PROBLEM DETAILS: Drop the pictures, then extract the listing word for word.

GIVEN RECORDS:

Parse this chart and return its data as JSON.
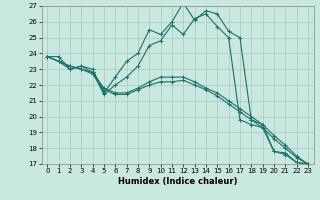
{
  "xlabel": "Humidex (Indice chaleur)",
  "background_color": "#c8e8e0",
  "grid_color": "#a8c8c0",
  "line_color": "#1a7068",
  "xlim": [
    -0.5,
    23.5
  ],
  "ylim": [
    17,
    27
  ],
  "xticks": [
    0,
    1,
    2,
    3,
    4,
    5,
    6,
    7,
    8,
    9,
    10,
    11,
    12,
    13,
    14,
    15,
    16,
    17,
    18,
    19,
    20,
    21,
    22,
    23
  ],
  "yticks": [
    17,
    18,
    19,
    20,
    21,
    22,
    23,
    24,
    25,
    26,
    27
  ],
  "series": [
    {
      "x": [
        0,
        1,
        2,
        3,
        4,
        5,
        6,
        7,
        8,
        9,
        10,
        11,
        12,
        13,
        14,
        15,
        16,
        17,
        18,
        19,
        20,
        21,
        22,
        23
      ],
      "y": [
        23.8,
        23.8,
        23.0,
        23.2,
        23.0,
        21.5,
        22.5,
        23.5,
        24.0,
        25.5,
        25.2,
        26.0,
        27.2,
        26.1,
        26.7,
        26.5,
        25.4,
        25.0,
        19.8,
        19.5,
        17.8,
        17.7,
        17.1,
        17.0
      ]
    },
    {
      "x": [
        0,
        1,
        2,
        3,
        4,
        5,
        6,
        7,
        8,
        9,
        10,
        11,
        12,
        13,
        14,
        15,
        16,
        17,
        18,
        19,
        20,
        21,
        22,
        23
      ],
      "y": [
        23.8,
        23.5,
        23.0,
        23.2,
        22.8,
        21.4,
        22.0,
        22.5,
        23.2,
        24.5,
        24.8,
        25.8,
        25.2,
        26.2,
        26.5,
        25.7,
        25.0,
        19.8,
        19.5,
        19.3,
        17.8,
        17.6,
        17.1,
        17.0
      ]
    },
    {
      "x": [
        0,
        1,
        2,
        3,
        4,
        5,
        6,
        7,
        8,
        9,
        10,
        11,
        12,
        13,
        14,
        15,
        16,
        17,
        18,
        19,
        20,
        21,
        22,
        23
      ],
      "y": [
        23.8,
        23.5,
        23.2,
        23.0,
        22.8,
        21.8,
        21.5,
        21.5,
        21.8,
        22.2,
        22.5,
        22.5,
        22.5,
        22.2,
        21.8,
        21.5,
        21.0,
        20.5,
        20.0,
        19.5,
        18.8,
        18.2,
        17.5,
        17.0
      ]
    },
    {
      "x": [
        0,
        1,
        2,
        3,
        4,
        5,
        6,
        7,
        8,
        9,
        10,
        11,
        12,
        13,
        14,
        15,
        16,
        17,
        18,
        19,
        20,
        21,
        22,
        23
      ],
      "y": [
        23.8,
        23.5,
        23.2,
        23.0,
        22.7,
        21.7,
        21.4,
        21.4,
        21.7,
        22.0,
        22.2,
        22.2,
        22.3,
        22.0,
        21.7,
        21.3,
        20.8,
        20.3,
        19.8,
        19.3,
        18.6,
        18.0,
        17.4,
        17.0
      ]
    }
  ]
}
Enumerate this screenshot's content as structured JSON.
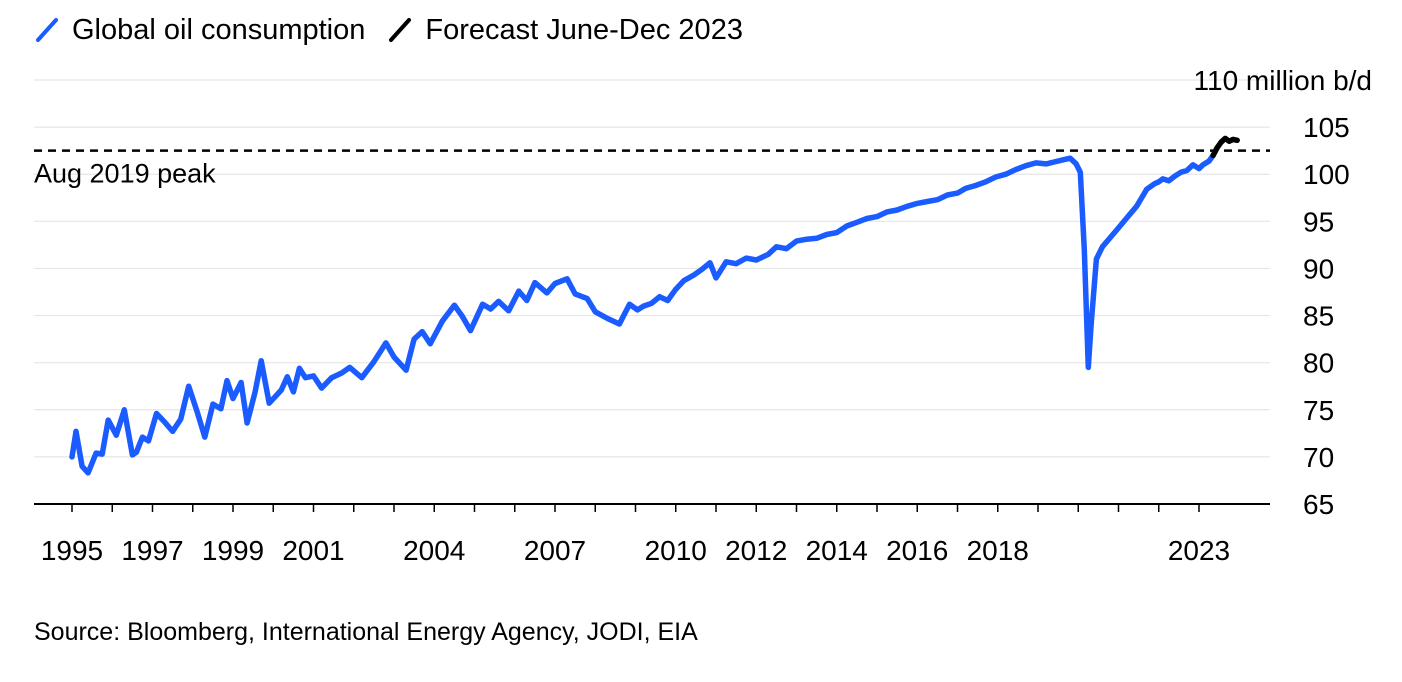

RESULT:
Parse this chart and return its data as JSON.
{
  "xlabel": "Humidex (Indice chaleur)",
  "background_color": "#c8e8e0",
  "grid_color": "#a8c8c0",
  "line_color": "#1a7068",
  "xlim": [
    -0.5,
    23.5
  ],
  "ylim": [
    17,
    27
  ],
  "xticks": [
    0,
    1,
    2,
    3,
    4,
    5,
    6,
    7,
    8,
    9,
    10,
    11,
    12,
    13,
    14,
    15,
    16,
    17,
    18,
    19,
    20,
    21,
    22,
    23
  ],
  "yticks": [
    17,
    18,
    19,
    20,
    21,
    22,
    23,
    24,
    25,
    26,
    27
  ],
  "series": [
    {
      "x": [
        0,
        1,
        2,
        3,
        4,
        5,
        6,
        7,
        8,
        9,
        10,
        11,
        12,
        13,
        14,
        15,
        16,
        17,
        18,
        19,
        20,
        21,
        22,
        23
      ],
      "y": [
        23.8,
        23.8,
        23.0,
        23.2,
        23.0,
        21.5,
        22.5,
        23.5,
        24.0,
        25.5,
        25.2,
        26.0,
        27.2,
        26.1,
        26.7,
        26.5,
        25.4,
        25.0,
        19.8,
        19.5,
        17.8,
        17.7,
        17.1,
        17.0
      ]
    },
    {
      "x": [
        0,
        1,
        2,
        3,
        4,
        5,
        6,
        7,
        8,
        9,
        10,
        11,
        12,
        13,
        14,
        15,
        16,
        17,
        18,
        19,
        20,
        21,
        22,
        23
      ],
      "y": [
        23.8,
        23.5,
        23.0,
        23.2,
        22.8,
        21.4,
        22.0,
        22.5,
        23.2,
        24.5,
        24.8,
        25.8,
        25.2,
        26.2,
        26.5,
        25.7,
        25.0,
        19.8,
        19.5,
        19.3,
        17.8,
        17.6,
        17.1,
        17.0
      ]
    },
    {
      "x": [
        0,
        1,
        2,
        3,
        4,
        5,
        6,
        7,
        8,
        9,
        10,
        11,
        12,
        13,
        14,
        15,
        16,
        17,
        18,
        19,
        20,
        21,
        22,
        23
      ],
      "y": [
        23.8,
        23.5,
        23.2,
        23.0,
        22.8,
        21.8,
        21.5,
        21.5,
        21.8,
        22.2,
        22.5,
        22.5,
        22.5,
        22.2,
        21.8,
        21.5,
        21.0,
        20.5,
        20.0,
        19.5,
        18.8,
        18.2,
        17.5,
        17.0
      ]
    },
    {
      "x": [
        0,
        1,
        2,
        3,
        4,
        5,
        6,
        7,
        8,
        9,
        10,
        11,
        12,
        13,
        14,
        15,
        16,
        17,
        18,
        19,
        20,
        21,
        22,
        23
      ],
      "y": [
        23.8,
        23.5,
        23.2,
        23.0,
        22.7,
        21.7,
        21.4,
        21.4,
        21.7,
        22.0,
        22.2,
        22.2,
        22.3,
        22.0,
        21.7,
        21.3,
        20.8,
        20.3,
        19.8,
        19.3,
        18.6,
        18.0,
        17.4,
        17.0
      ]
    }
  ]
}
Enumerate this screenshot's content as structured JSON.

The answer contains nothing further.